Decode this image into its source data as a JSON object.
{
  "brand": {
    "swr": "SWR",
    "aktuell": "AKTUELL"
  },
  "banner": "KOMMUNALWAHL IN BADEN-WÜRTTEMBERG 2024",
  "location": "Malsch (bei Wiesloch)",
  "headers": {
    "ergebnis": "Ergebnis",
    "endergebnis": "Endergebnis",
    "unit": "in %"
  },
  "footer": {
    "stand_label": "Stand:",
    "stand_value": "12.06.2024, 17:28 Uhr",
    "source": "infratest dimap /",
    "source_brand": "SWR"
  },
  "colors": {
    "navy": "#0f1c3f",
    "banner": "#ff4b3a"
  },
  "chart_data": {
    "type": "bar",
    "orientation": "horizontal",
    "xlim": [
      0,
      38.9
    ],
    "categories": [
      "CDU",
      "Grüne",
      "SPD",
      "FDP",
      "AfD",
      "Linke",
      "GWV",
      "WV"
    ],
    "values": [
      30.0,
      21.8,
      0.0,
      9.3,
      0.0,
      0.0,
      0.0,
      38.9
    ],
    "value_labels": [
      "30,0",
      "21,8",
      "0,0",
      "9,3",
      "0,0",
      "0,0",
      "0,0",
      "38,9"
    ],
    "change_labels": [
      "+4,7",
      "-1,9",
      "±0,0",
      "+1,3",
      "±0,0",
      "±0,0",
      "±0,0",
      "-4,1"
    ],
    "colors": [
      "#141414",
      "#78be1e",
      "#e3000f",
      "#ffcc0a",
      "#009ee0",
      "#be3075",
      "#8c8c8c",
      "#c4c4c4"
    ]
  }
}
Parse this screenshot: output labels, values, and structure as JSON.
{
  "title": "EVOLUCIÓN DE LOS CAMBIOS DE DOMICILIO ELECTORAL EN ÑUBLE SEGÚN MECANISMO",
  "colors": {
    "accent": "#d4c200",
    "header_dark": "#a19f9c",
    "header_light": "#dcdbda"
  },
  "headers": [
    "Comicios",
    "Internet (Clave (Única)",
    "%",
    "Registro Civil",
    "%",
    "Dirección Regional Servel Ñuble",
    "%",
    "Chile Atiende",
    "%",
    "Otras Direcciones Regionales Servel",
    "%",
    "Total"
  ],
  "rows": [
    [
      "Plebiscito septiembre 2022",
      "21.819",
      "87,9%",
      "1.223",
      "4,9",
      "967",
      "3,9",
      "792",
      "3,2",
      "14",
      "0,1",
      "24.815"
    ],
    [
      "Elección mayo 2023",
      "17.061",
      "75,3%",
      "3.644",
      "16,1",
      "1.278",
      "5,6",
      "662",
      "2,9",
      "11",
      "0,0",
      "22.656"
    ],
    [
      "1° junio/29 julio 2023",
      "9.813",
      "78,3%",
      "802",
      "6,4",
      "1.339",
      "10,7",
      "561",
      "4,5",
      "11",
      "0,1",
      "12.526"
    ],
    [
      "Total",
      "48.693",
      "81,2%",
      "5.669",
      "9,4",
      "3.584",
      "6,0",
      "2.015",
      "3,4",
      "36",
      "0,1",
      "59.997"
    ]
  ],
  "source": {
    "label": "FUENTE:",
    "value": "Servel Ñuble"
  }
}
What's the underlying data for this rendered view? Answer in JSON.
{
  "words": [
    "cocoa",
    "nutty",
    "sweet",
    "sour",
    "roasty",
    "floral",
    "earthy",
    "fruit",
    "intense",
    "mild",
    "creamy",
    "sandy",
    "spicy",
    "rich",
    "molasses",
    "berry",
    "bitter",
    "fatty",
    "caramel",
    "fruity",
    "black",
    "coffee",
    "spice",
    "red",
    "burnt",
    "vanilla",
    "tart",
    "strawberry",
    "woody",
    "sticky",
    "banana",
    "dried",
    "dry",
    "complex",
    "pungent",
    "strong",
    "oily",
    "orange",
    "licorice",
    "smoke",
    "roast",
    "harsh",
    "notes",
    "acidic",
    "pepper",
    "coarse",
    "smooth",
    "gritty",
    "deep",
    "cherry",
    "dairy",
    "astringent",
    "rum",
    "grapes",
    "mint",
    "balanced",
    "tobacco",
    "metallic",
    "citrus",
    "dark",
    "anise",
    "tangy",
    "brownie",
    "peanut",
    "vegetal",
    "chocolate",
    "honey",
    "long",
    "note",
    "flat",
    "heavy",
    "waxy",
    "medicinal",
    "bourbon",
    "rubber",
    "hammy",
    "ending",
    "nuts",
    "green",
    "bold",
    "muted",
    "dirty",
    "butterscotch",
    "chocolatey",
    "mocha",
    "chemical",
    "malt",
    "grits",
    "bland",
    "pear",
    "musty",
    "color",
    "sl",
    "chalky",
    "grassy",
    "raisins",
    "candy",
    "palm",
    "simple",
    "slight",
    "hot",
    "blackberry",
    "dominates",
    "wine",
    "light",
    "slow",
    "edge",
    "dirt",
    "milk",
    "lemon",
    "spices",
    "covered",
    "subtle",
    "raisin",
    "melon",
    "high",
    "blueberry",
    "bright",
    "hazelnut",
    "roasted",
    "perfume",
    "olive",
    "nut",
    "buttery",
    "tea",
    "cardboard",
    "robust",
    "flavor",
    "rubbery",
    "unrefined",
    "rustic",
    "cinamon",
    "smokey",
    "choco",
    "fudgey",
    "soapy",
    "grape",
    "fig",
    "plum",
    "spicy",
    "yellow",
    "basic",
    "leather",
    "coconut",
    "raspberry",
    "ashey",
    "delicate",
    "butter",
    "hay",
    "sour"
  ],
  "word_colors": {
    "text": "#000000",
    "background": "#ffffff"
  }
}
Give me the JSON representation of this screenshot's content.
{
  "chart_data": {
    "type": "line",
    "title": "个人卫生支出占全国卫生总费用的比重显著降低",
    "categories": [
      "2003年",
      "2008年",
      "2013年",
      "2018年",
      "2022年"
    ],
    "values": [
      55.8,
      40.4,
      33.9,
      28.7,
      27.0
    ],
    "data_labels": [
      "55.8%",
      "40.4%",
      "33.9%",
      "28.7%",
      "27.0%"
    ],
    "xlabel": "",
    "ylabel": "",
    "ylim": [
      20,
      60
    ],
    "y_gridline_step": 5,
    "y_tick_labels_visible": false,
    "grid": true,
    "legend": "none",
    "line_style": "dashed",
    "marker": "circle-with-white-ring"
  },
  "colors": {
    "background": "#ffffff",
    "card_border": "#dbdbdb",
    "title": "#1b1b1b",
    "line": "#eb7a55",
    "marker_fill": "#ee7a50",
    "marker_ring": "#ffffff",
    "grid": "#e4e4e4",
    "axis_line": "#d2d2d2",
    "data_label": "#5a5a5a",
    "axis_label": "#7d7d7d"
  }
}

**Directions for this task**
Using the data above, copy each line that contains "ffffff".

**Response to the exercise**
    "background": "#ffffff"
    "background": "#ffffff",
    "marker_ring": "#ffffff",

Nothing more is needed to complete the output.